◆ **Task to complete**
Select from the records below every line that has the word "MagicalAnalysis" in it.

◆ **Source material**
___

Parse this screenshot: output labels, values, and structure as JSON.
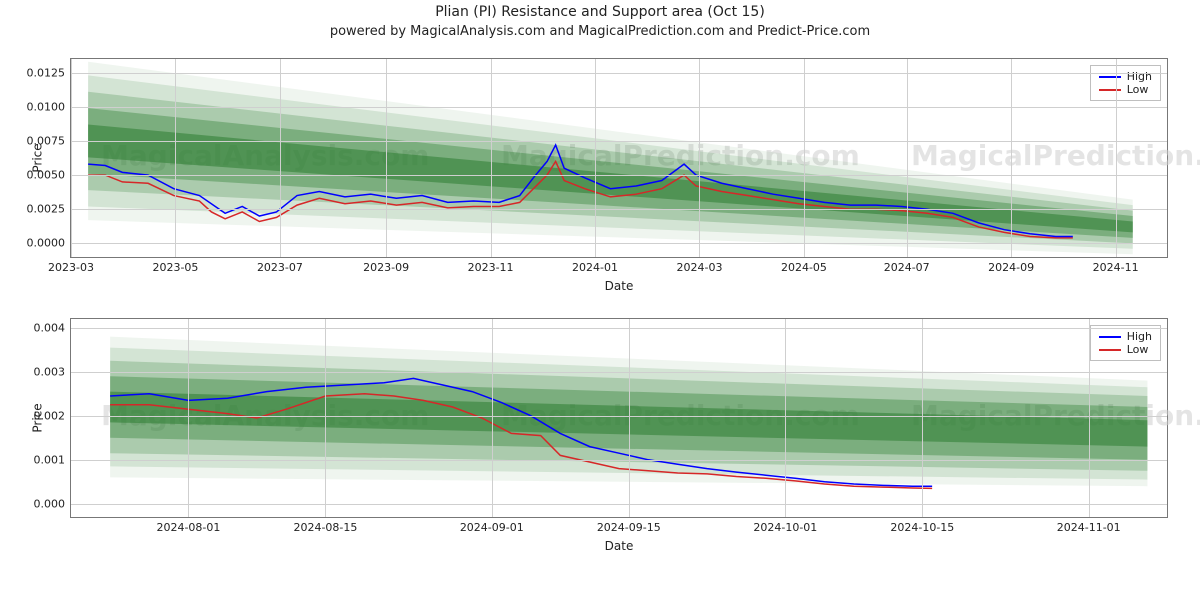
{
  "title": "Plian (PI) Resistance and Support area (Oct 15)",
  "subtitle": "powered by MagicalAnalysis.com and MagicalPrediction.com and Predict-Price.com",
  "watermark_texts": [
    "MagicalAnalysis.com",
    "MagicalPrediction.com"
  ],
  "colors": {
    "high_line": "#0000ff",
    "low_line": "#d62728",
    "fan_core": "#2e7d32",
    "fan_alpha_steps": [
      0.55,
      0.38,
      0.24,
      0.14,
      0.08
    ],
    "grid": "#cfcfcf",
    "axis": "#777777",
    "text": "#222222",
    "bg": "#ffffff"
  },
  "legend": {
    "high": "High",
    "low": "Low"
  },
  "panel_top": {
    "type": "line",
    "ylabel": "Price",
    "xlabel": "Date",
    "x_range_days": 640,
    "y_range": [
      -0.001,
      0.0135
    ],
    "yticks": [
      0.0,
      0.0025,
      0.005,
      0.0075,
      0.01,
      0.0125
    ],
    "ytick_labels": [
      "0.0000",
      "0.0025",
      "0.0050",
      "0.0075",
      "0.0100",
      "0.0125"
    ],
    "xticks_dayidx": [
      0,
      61,
      122,
      184,
      245,
      306,
      367,
      428,
      488,
      549,
      610
    ],
    "xtick_labels": [
      "2023-03",
      "2023-05",
      "2023-07",
      "2023-09",
      "2023-11",
      "2024-01",
      "2024-03",
      "2024-05",
      "2024-07",
      "2024-09",
      "2024-11"
    ],
    "fan": {
      "start_day": 10,
      "end_day": 620,
      "center_start": 0.0075,
      "center_end": 0.0012,
      "half_widths_start": [
        0.0012,
        0.0024,
        0.0036,
        0.0048,
        0.0058
      ],
      "half_widths_end": [
        0.0004,
        0.0008,
        0.0012,
        0.0016,
        0.002
      ]
    },
    "series_high": [
      [
        10,
        0.0058
      ],
      [
        20,
        0.0057
      ],
      [
        30,
        0.0052
      ],
      [
        45,
        0.005
      ],
      [
        60,
        0.004
      ],
      [
        75,
        0.0035
      ],
      [
        90,
        0.0022
      ],
      [
        100,
        0.0027
      ],
      [
        110,
        0.002
      ],
      [
        120,
        0.0023
      ],
      [
        132,
        0.0035
      ],
      [
        145,
        0.0038
      ],
      [
        160,
        0.0034
      ],
      [
        175,
        0.0036
      ],
      [
        190,
        0.0033
      ],
      [
        205,
        0.0035
      ],
      [
        220,
        0.003
      ],
      [
        235,
        0.0031
      ],
      [
        250,
        0.003
      ],
      [
        262,
        0.0035
      ],
      [
        270,
        0.0048
      ],
      [
        278,
        0.006
      ],
      [
        283,
        0.0072
      ],
      [
        288,
        0.0055
      ],
      [
        300,
        0.0048
      ],
      [
        315,
        0.004
      ],
      [
        330,
        0.0042
      ],
      [
        345,
        0.0046
      ],
      [
        358,
        0.0058
      ],
      [
        365,
        0.005
      ],
      [
        380,
        0.0044
      ],
      [
        395,
        0.004
      ],
      [
        410,
        0.0036
      ],
      [
        425,
        0.0033
      ],
      [
        440,
        0.003
      ],
      [
        455,
        0.0028
      ],
      [
        470,
        0.0028
      ],
      [
        485,
        0.0027
      ],
      [
        500,
        0.0025
      ],
      [
        515,
        0.0022
      ],
      [
        530,
        0.0015
      ],
      [
        545,
        0.001
      ],
      [
        560,
        0.0007
      ],
      [
        575,
        0.0005
      ],
      [
        585,
        0.0005
      ]
    ],
    "series_low": [
      [
        10,
        0.005
      ],
      [
        20,
        0.005
      ],
      [
        30,
        0.0045
      ],
      [
        45,
        0.0044
      ],
      [
        60,
        0.0035
      ],
      [
        75,
        0.0031
      ],
      [
        82,
        0.0023
      ],
      [
        90,
        0.0018
      ],
      [
        100,
        0.0023
      ],
      [
        110,
        0.0016
      ],
      [
        120,
        0.0019
      ],
      [
        132,
        0.0028
      ],
      [
        145,
        0.0033
      ],
      [
        160,
        0.0029
      ],
      [
        175,
        0.0031
      ],
      [
        190,
        0.0028
      ],
      [
        205,
        0.003
      ],
      [
        220,
        0.0026
      ],
      [
        235,
        0.0027
      ],
      [
        250,
        0.0027
      ],
      [
        262,
        0.003
      ],
      [
        270,
        0.004
      ],
      [
        278,
        0.005
      ],
      [
        283,
        0.006
      ],
      [
        288,
        0.0046
      ],
      [
        300,
        0.004
      ],
      [
        315,
        0.0034
      ],
      [
        330,
        0.0036
      ],
      [
        345,
        0.004
      ],
      [
        358,
        0.005
      ],
      [
        365,
        0.0042
      ],
      [
        380,
        0.0038
      ],
      [
        395,
        0.0035
      ],
      [
        410,
        0.0032
      ],
      [
        425,
        0.0029
      ],
      [
        440,
        0.0027
      ],
      [
        455,
        0.0025
      ],
      [
        470,
        0.0025
      ],
      [
        485,
        0.0024
      ],
      [
        500,
        0.0022
      ],
      [
        515,
        0.0019
      ],
      [
        530,
        0.0012
      ],
      [
        545,
        0.0008
      ],
      [
        560,
        0.0005
      ],
      [
        575,
        0.0004
      ],
      [
        585,
        0.0004
      ]
    ]
  },
  "panel_bot": {
    "type": "line",
    "ylabel": "Price",
    "xlabel": "Date",
    "x_range_days": 112,
    "y_range": [
      -0.0003,
      0.0042
    ],
    "yticks": [
      0.0,
      0.001,
      0.002,
      0.003,
      0.004
    ],
    "ytick_labels": [
      "0.000",
      "0.001",
      "0.002",
      "0.003",
      "0.004"
    ],
    "xticks_dayidx": [
      12,
      26,
      43,
      57,
      73,
      87,
      104
    ],
    "xtick_labels": [
      "2024-08-01",
      "2024-08-15",
      "2024-09-01",
      "2024-09-15",
      "2024-10-01",
      "2024-10-15",
      "2024-11-01"
    ],
    "fan": {
      "start_day": 4,
      "end_day": 110,
      "center_start": 0.0022,
      "center_end": 0.0016,
      "half_widths_start": [
        0.00035,
        0.0007,
        0.00105,
        0.00135,
        0.0016
      ],
      "half_widths_end": [
        0.0003,
        0.0006,
        0.00085,
        0.00105,
        0.0012
      ]
    },
    "series_high": [
      [
        4,
        0.00245
      ],
      [
        8,
        0.0025
      ],
      [
        12,
        0.00235
      ],
      [
        16,
        0.0024
      ],
      [
        20,
        0.00255
      ],
      [
        24,
        0.00265
      ],
      [
        28,
        0.0027
      ],
      [
        32,
        0.00275
      ],
      [
        35,
        0.00285
      ],
      [
        38,
        0.0027
      ],
      [
        41,
        0.00255
      ],
      [
        44,
        0.0023
      ],
      [
        47,
        0.002
      ],
      [
        50,
        0.0016
      ],
      [
        53,
        0.0013
      ],
      [
        56,
        0.00115
      ],
      [
        59,
        0.001
      ],
      [
        62,
        0.0009
      ],
      [
        65,
        0.0008
      ],
      [
        68,
        0.00072
      ],
      [
        71,
        0.00065
      ],
      [
        74,
        0.00058
      ],
      [
        77,
        0.0005
      ],
      [
        80,
        0.00045
      ],
      [
        83,
        0.00042
      ],
      [
        86,
        0.0004
      ],
      [
        88,
        0.0004
      ]
    ],
    "series_low": [
      [
        4,
        0.00225
      ],
      [
        8,
        0.00225
      ],
      [
        12,
        0.00215
      ],
      [
        16,
        0.00205
      ],
      [
        19,
        0.00195
      ],
      [
        22,
        0.00215
      ],
      [
        26,
        0.00245
      ],
      [
        30,
        0.0025
      ],
      [
        33,
        0.00245
      ],
      [
        36,
        0.00235
      ],
      [
        39,
        0.0022
      ],
      [
        42,
        0.00195
      ],
      [
        45,
        0.0016
      ],
      [
        48,
        0.00155
      ],
      [
        50,
        0.0011
      ],
      [
        53,
        0.00095
      ],
      [
        56,
        0.0008
      ],
      [
        59,
        0.00075
      ],
      [
        62,
        0.0007
      ],
      [
        65,
        0.00068
      ],
      [
        68,
        0.00062
      ],
      [
        71,
        0.00058
      ],
      [
        74,
        0.00052
      ],
      [
        77,
        0.00045
      ],
      [
        80,
        0.0004
      ],
      [
        83,
        0.00038
      ],
      [
        86,
        0.00036
      ],
      [
        88,
        0.00035
      ]
    ]
  }
}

___

◆ **Written solution**
  "subtitle": "powered by MagicalAnalysis.com and MagicalPrediction.com and Predict-Price.com",
    "MagicalAnalysis.com",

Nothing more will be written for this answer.